Out of the lines in this data, how many include "FIXED"? Give the number and nothing else.

━━━━━ Task data ━━━━━

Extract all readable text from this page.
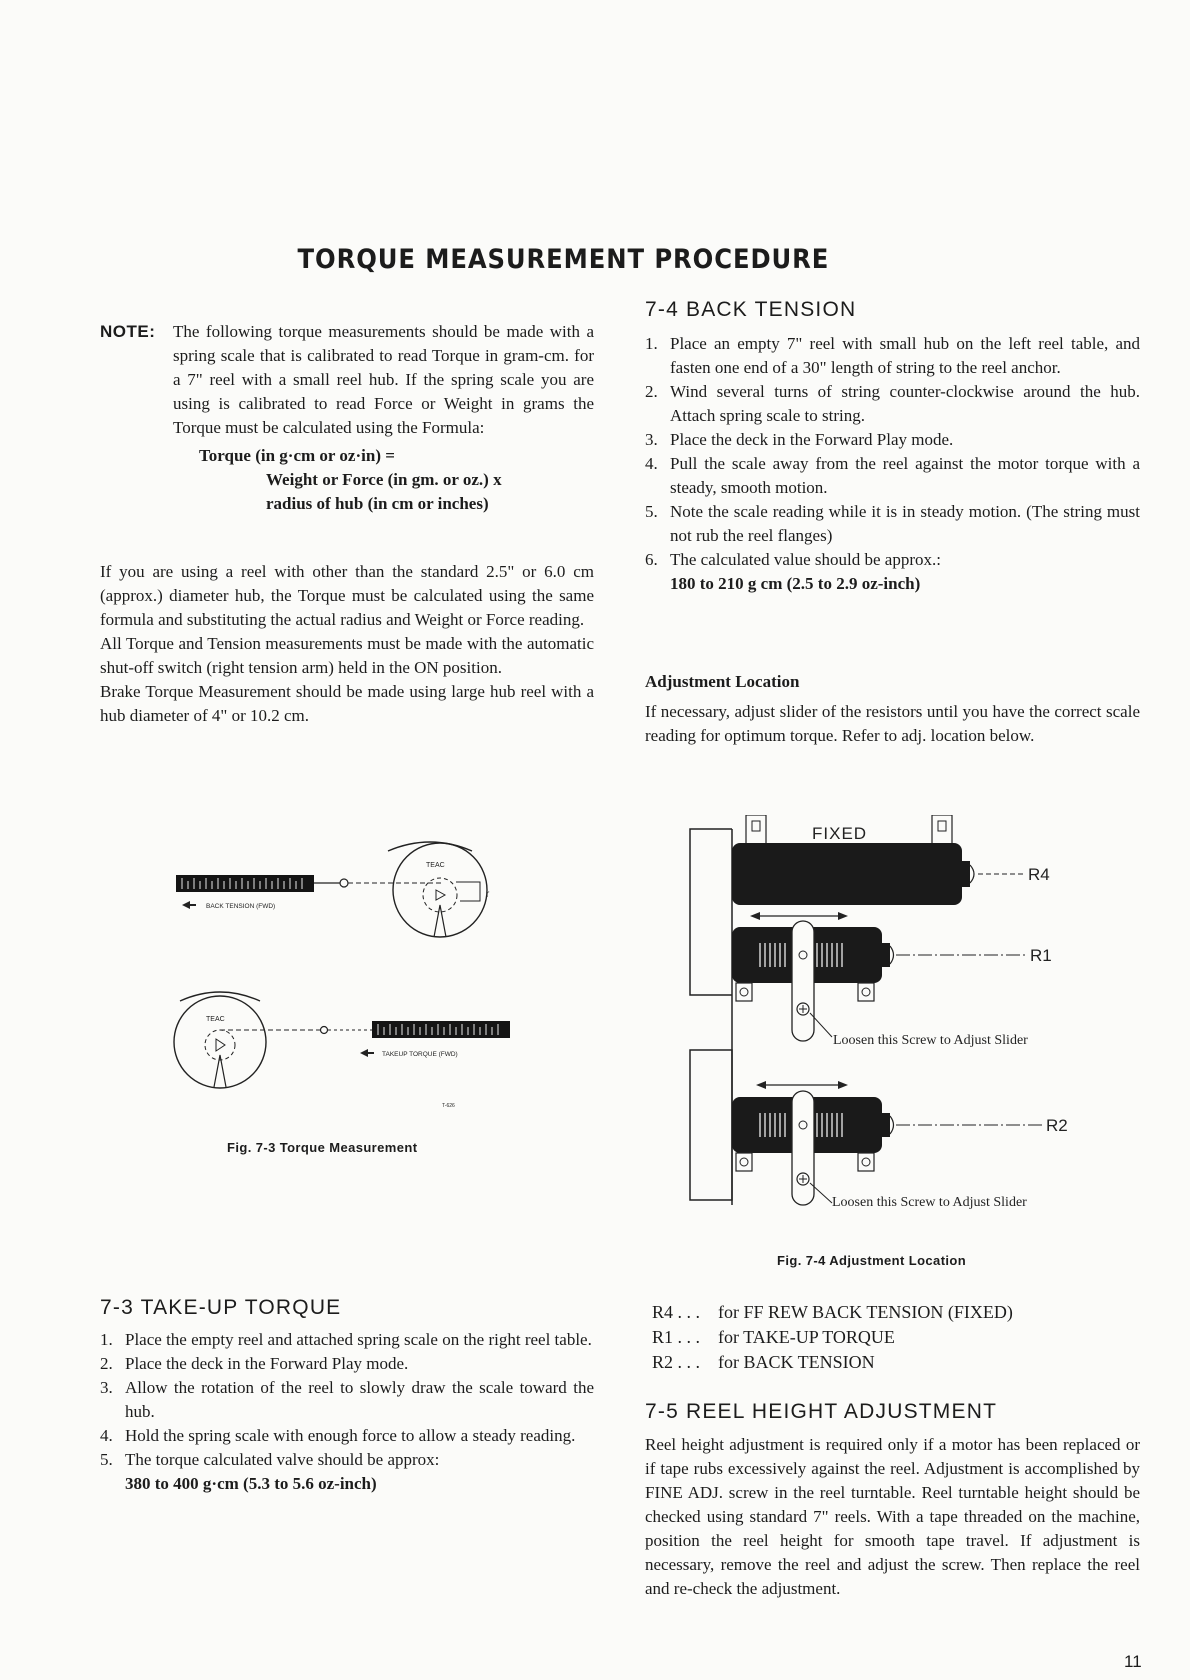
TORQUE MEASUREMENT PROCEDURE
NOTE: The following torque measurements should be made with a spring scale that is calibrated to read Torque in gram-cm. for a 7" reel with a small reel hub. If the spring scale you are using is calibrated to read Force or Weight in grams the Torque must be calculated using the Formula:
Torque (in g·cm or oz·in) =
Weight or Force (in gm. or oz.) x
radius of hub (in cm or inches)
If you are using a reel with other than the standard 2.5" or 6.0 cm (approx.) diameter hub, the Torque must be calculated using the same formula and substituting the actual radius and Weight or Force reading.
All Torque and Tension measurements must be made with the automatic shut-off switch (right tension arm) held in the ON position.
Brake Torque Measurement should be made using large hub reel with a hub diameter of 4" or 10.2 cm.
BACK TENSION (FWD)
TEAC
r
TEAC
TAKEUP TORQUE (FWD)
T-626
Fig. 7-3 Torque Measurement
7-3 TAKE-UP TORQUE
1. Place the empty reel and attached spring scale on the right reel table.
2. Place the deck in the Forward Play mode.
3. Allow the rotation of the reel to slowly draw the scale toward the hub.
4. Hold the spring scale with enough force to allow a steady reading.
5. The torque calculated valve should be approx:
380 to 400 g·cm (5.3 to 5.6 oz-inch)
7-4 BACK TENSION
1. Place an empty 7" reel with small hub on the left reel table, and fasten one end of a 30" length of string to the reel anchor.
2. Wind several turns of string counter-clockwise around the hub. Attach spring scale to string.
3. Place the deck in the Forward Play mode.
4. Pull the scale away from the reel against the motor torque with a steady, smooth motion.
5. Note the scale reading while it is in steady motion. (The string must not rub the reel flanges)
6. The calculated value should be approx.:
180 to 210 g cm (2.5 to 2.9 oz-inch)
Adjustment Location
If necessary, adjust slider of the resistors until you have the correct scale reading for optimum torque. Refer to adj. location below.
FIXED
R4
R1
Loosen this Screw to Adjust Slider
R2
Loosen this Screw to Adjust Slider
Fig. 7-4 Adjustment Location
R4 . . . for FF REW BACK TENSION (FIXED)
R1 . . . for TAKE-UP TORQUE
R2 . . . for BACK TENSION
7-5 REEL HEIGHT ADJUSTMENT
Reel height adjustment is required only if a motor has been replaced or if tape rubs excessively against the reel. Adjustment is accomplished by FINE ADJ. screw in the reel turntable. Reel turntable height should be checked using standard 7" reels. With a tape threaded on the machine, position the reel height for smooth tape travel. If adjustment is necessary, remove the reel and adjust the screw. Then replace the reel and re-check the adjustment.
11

━━━━━
━━━━━ Task data ━━━━━

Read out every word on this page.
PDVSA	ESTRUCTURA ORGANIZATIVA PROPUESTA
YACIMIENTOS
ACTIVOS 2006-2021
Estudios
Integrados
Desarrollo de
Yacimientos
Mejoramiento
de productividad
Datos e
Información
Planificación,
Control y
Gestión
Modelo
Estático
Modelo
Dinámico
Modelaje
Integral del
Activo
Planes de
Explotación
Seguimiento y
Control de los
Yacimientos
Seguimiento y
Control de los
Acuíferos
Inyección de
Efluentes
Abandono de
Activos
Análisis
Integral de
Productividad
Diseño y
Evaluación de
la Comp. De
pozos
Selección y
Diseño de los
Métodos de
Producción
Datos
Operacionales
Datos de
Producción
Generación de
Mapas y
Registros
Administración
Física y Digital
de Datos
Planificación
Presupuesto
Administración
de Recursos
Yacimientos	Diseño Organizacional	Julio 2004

━━━━━

## Solution to the exercise
2